» TASK TO CARRY OUT
Quote, without change, all of the lines that follow.

Data records:
******************************

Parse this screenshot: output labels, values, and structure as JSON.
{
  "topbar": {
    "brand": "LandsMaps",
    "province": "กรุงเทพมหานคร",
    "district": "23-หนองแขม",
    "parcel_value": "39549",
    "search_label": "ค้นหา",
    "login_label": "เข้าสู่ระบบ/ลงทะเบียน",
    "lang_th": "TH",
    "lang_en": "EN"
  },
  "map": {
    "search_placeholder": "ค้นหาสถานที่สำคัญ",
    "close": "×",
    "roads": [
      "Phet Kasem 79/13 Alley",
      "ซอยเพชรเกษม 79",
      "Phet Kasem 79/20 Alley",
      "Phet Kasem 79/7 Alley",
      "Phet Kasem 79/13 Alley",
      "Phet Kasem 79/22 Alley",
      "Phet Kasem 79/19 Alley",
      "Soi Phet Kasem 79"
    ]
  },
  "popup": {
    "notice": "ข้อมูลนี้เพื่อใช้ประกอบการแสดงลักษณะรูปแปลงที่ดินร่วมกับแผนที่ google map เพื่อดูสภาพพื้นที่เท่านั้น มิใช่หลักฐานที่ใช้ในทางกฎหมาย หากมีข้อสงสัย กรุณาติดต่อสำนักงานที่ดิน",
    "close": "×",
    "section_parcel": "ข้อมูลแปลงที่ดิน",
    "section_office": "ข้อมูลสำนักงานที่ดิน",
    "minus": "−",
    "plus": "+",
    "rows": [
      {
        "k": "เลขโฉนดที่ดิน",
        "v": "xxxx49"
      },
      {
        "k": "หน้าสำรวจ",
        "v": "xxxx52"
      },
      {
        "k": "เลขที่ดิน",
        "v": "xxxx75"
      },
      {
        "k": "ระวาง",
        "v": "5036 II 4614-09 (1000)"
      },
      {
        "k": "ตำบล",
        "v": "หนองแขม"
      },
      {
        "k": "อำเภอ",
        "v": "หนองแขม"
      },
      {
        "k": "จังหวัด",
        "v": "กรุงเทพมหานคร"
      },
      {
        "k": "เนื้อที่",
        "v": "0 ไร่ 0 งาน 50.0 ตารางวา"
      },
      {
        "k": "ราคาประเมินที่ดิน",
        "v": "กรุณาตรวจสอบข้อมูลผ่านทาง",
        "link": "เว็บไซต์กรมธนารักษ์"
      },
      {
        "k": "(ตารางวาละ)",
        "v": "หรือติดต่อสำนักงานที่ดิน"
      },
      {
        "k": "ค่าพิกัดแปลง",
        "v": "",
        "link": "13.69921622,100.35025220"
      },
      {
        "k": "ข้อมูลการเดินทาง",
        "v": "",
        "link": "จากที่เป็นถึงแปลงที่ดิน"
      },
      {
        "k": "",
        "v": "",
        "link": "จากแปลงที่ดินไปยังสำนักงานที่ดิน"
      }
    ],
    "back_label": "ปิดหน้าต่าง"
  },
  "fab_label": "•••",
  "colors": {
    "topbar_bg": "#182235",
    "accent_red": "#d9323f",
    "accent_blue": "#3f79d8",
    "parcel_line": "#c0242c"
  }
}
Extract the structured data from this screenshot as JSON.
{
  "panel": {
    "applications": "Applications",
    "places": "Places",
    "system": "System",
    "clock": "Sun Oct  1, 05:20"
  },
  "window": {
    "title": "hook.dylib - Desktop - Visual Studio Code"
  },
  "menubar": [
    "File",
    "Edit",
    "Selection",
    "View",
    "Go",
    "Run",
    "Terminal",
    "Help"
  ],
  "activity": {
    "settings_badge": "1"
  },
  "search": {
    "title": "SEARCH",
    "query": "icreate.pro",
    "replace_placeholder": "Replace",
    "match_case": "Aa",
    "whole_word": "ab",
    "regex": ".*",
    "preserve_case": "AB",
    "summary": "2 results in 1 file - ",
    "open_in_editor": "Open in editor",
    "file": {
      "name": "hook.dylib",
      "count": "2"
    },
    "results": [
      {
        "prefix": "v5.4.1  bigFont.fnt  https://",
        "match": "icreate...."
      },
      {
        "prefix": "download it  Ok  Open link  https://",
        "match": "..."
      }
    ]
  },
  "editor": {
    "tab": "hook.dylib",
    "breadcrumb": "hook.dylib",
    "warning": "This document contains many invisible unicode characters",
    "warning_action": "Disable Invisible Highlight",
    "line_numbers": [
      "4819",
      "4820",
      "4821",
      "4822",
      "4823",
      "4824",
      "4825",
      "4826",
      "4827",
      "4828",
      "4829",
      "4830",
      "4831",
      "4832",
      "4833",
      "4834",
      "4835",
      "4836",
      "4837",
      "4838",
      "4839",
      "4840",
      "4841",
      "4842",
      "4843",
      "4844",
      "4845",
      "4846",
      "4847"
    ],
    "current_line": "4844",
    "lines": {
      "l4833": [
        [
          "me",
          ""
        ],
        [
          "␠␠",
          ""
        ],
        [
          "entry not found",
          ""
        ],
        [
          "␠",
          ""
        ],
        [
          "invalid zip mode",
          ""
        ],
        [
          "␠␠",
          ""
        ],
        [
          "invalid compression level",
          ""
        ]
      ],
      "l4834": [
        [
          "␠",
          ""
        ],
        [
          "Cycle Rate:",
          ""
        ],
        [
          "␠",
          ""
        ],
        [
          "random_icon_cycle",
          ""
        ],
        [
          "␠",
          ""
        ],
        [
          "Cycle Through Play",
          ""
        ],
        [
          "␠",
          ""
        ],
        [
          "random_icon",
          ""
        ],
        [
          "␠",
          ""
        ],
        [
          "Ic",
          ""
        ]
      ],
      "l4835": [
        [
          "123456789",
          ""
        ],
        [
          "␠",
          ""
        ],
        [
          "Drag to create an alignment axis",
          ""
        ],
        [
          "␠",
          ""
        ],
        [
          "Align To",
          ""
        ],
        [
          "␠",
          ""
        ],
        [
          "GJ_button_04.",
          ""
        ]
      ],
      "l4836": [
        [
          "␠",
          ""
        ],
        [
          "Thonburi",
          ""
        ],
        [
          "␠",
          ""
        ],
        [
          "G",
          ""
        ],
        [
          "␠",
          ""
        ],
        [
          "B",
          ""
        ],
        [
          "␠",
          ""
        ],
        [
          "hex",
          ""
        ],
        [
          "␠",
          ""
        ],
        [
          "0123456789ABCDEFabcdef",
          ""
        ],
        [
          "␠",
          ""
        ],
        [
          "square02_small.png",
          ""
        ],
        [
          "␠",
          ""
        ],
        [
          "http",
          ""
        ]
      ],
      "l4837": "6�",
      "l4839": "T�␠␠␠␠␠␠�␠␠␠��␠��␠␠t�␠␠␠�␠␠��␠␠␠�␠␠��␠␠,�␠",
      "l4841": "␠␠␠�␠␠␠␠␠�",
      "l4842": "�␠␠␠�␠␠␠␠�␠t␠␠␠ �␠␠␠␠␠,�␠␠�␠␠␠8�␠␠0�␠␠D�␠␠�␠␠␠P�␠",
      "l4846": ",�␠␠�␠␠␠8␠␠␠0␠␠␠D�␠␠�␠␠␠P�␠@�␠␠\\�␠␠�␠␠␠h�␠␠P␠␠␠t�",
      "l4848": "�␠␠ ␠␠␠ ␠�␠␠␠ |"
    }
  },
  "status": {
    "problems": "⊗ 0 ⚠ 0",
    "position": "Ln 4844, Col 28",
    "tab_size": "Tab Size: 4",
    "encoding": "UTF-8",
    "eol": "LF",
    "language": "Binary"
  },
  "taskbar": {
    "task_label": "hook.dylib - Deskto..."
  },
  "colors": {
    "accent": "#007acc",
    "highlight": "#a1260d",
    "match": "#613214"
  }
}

******************************

» EXERCISE RESPONSE
Parse this screenshot: output labels, values, and structure as JSON.
{
  "topbar": {
    "brand": "LandsMaps",
    "province": "กรุงเทพมหานคร",
    "district": "23-หนองแขม",
    "parcel_value": "39549",
    "search_label": "ค้นหา",
    "login_label": "เข้าสู่ระบบ/ลงทะเบียน",
    "lang_th": "TH",
    "lang_en": "EN"
  },
  "map": {
    "search_placeholder": "ค้นหาสถานที่สำคัญ",
    "close": "×",
    "roads": [
      "Phet Kasem 79/13 Alley",
      "ซอยเพชรเกษม 79",
      "Phet Kasem 79/20 Alley",
      "Phet Kasem 79/7 Alley",
      "Phet Kasem 79/13 Alley",
      "Phet Kasem 79/22 Alley",
      "Phet Kasem 79/19 Alley",
      "Soi Phet Kasem 79"
    ]
  },
  "popup": {
    "notice": "ข้อมูลนี้เพื่อใช้ประกอบการแสดงลักษณะรูปแปลงที่ดินร่วมกับแผนที่ google map เพื่อดูสภาพพื้นที่เท่านั้น มิใช่หลักฐานที่ใช้ในทางกฎหมาย หากมีข้อสงสัย กรุณาติดต่อสำนักงานที่ดิน",
    "close": "×",
    "section_parcel": "ข้อมูลแปลงที่ดิน",
    "section_office": "ข้อมูลสำนักงานที่ดิน",
    "minus": "−",
    "plus": "+",
    "rows": [
      {
        "k": "เลขโฉนดที่ดิน",
        "v": "xxxx49"
      },
      {
        "k": "หน้าสำรวจ",
        "v": "xxxx52"
      },
      {
        "k": "เลขที่ดิน",
        "v": "xxxx75"
      },
      {
        "k": "ระวาง",
        "v": "5036 II 4614-09 (1000)"
      },
      {
        "k": "ตำบล",
        "v": "หนองแขม"
      },
      {
        "k": "อำเภอ",
        "v": "หนองแขม"
      },
      {
        "k": "จังหวัด",
        "v": "กรุงเทพมหานคร"
      },
      {
        "k": "เนื้อที่",
        "v": "0 ไร่ 0 งาน 50.0 ตารางวา"
      },
      {
        "k": "ราคาประเมินที่ดิน",
        "v": "กรุณาตรวจสอบข้อมูลผ่านทาง",
        "link": "เว็บไซต์กรมธนารักษ์"
      },
      {
        "k": "(ตารางวาละ)",
        "v": "หรือติดต่อสำนักงานที่ดิน"
      },
      {
        "k": "ค่าพิกัดแปลง",
        "v": "",
        "link": "13.69921622,100.35025220"
      },
      {
        "k": "ข้อมูลการเดินทาง",
        "v": "",
        "link": "จากที่เป็นถึงแปลงที่ดิน"
      },
      {
        "k": "",
        "v": "",
        "link": "จากแปลงที่ดินไปยังสำนักงานที่ดิน"
      }
    ],
    "back_label": "ปิดหน้าต่าง"
  },
  "fab_label": "•••",
  "colors": {
    "topbar_bg": "#182235",
    "accent_red": "#d9323f",
    "accent_blue": "#3f79d8",
    "parcel_line": "#c0242c"
  }
}
Extract the structured data from this screenshot as JSON.
{
  "panel": {
    "applications": "Applications",
    "places": "Places",
    "system": "System",
    "clock": "Sun Oct  1, 05:20"
  },
  "window": {
    "title": "hook.dylib - Desktop - Visual Studio Code"
  },
  "menubar": [
    "File",
    "Edit",
    "Selection",
    "View",
    "Go",
    "Run",
    "Terminal",
    "Help"
  ],
  "activity": {
    "settings_badge": "1"
  },
  "search": {
    "title": "SEARCH",
    "query": "icreate.pro",
    "replace_placeholder": "Replace",
    "match_case": "Aa",
    "whole_word": "ab",
    "regex": ".*",
    "preserve_case": "AB",
    "summary": "2 results in 1 file - ",
    "open_in_editor": "Open in editor",
    "file": {
      "name": "hook.dylib",
      "count": "2"
    },
    "results": [
      {
        "prefix": "v5.4.1  bigFont.fnt  https://",
        "match": "icreate...."
      },
      {
        "prefix": "download it  Ok  Open link  https://",
        "match": "..."
      }
    ]
  },
  "editor": {
    "tab": "hook.dylib",
    "breadcrumb": "hook.dylib",
    "warning": "This document contains many invisible unicode characters",
    "warning_action": "Disable Invisible Highlight",
    "line_numbers": [
      "4819",
      "4820",
      "4821",
      "4822",
      "4823",
      "4824",
      "4825",
      "4826",
      "4827",
      "4828",
      "4829",
      "4830",
      "4831",
      "4832",
      "4833",
      "4834",
      "4835",
      "4836",
      "4837",
      "4838",
      "4839",
      "4840",
      "4841",
      "4842",
      "4843",
      "4844",
      "4845",
      "4846",
      "4847"
    ],
    "current_line": "4844",
    "lines": {
      "l4833": [
        [
          "me",
          ""
        ],
        [
          "␠␠",
          ""
        ],
        [
          "entry not found",
          ""
        ],
        [
          "␠",
          ""
        ],
        [
          "invalid zip mode",
          ""
        ],
        [
          "␠␠",
          ""
        ],
        [
          "invalid compression level",
          ""
        ]
      ],
      "l4834": [
        [
          "␠",
          ""
        ],
        [
          "Cycle Rate:",
          ""
        ],
        [
          "␠",
          ""
        ],
        [
          "random_icon_cycle",
          ""
        ],
        [
          "␠",
          ""
        ],
        [
          "Cycle Through Play",
          ""
        ],
        [
          "␠",
          ""
        ],
        [
          "random_icon",
          ""
        ],
        [
          "␠",
          ""
        ],
        [
          "Ic",
          ""
        ]
      ],
      "l4835": [
        [
          "123456789",
          ""
        ],
        [
          "␠",
          ""
        ],
        [
          "Drag to create an alignment axis",
          ""
        ],
        [
          "␠",
          ""
        ],
        [
          "Align To",
          ""
        ],
        [
          "␠",
          ""
        ],
        [
          "GJ_button_04.",
          ""
        ]
      ],
      "l4836": [
        [
          "␠",
          ""
        ],
        [
          "Thonburi",
          ""
        ],
        [
          "␠",
          ""
        ],
        [
          "G",
          ""
        ],
        [
          "␠",
          ""
        ],
        [
          "B",
          ""
        ],
        [
          "␠",
          ""
        ],
        [
          "hex",
          ""
        ],
        [
          "␠",
          ""
        ],
        [
          "0123456789ABCDEFabcdef",
          ""
        ],
        [
          "␠",
          ""
        ],
        [
          "square02_small.png",
          ""
        ],
        [
          "␠",
          ""
        ],
        [
          "http",
          ""
        ]
      ],
      "l4837": "6�",
      "l4839": "T�␠␠␠␠␠␠�␠␠␠��␠��␠␠t�␠␠␠�␠␠��␠␠␠�␠␠��␠␠,�␠",
      "l4841": "␠␠␠�␠␠␠␠␠�",
      "l4842": "�␠␠␠�␠␠␠␠�␠t␠␠␠ �␠␠␠␠␠,�␠␠�␠␠␠8�␠␠0�␠␠D�␠␠�␠␠␠P�␠",
      "l4846": ",�␠␠�␠␠␠8␠␠␠0␠␠␠D�␠␠�␠␠␠P�␠@�␠␠\\�␠␠�␠␠␠h�␠␠P␠␠␠t�",
      "l4848": "�␠␠ ␠␠␠ ␠�␠␠␠ |"
    }
  },
  "status": {
    "problems": "⊗ 0 ⚠ 0",
    "position": "Ln 4844, Col 28",
    "tab_size": "Tab Size: 4",
    "encoding": "UTF-8",
    "eol": "LF",
    "language": "Binary"
  },
  "taskbar": {
    "task_label": "hook.dylib - Deskto..."
  },
  "colors": {
    "accent": "#007acc",
    "highlight": "#a1260d",
    "match": "#613214"
  }
}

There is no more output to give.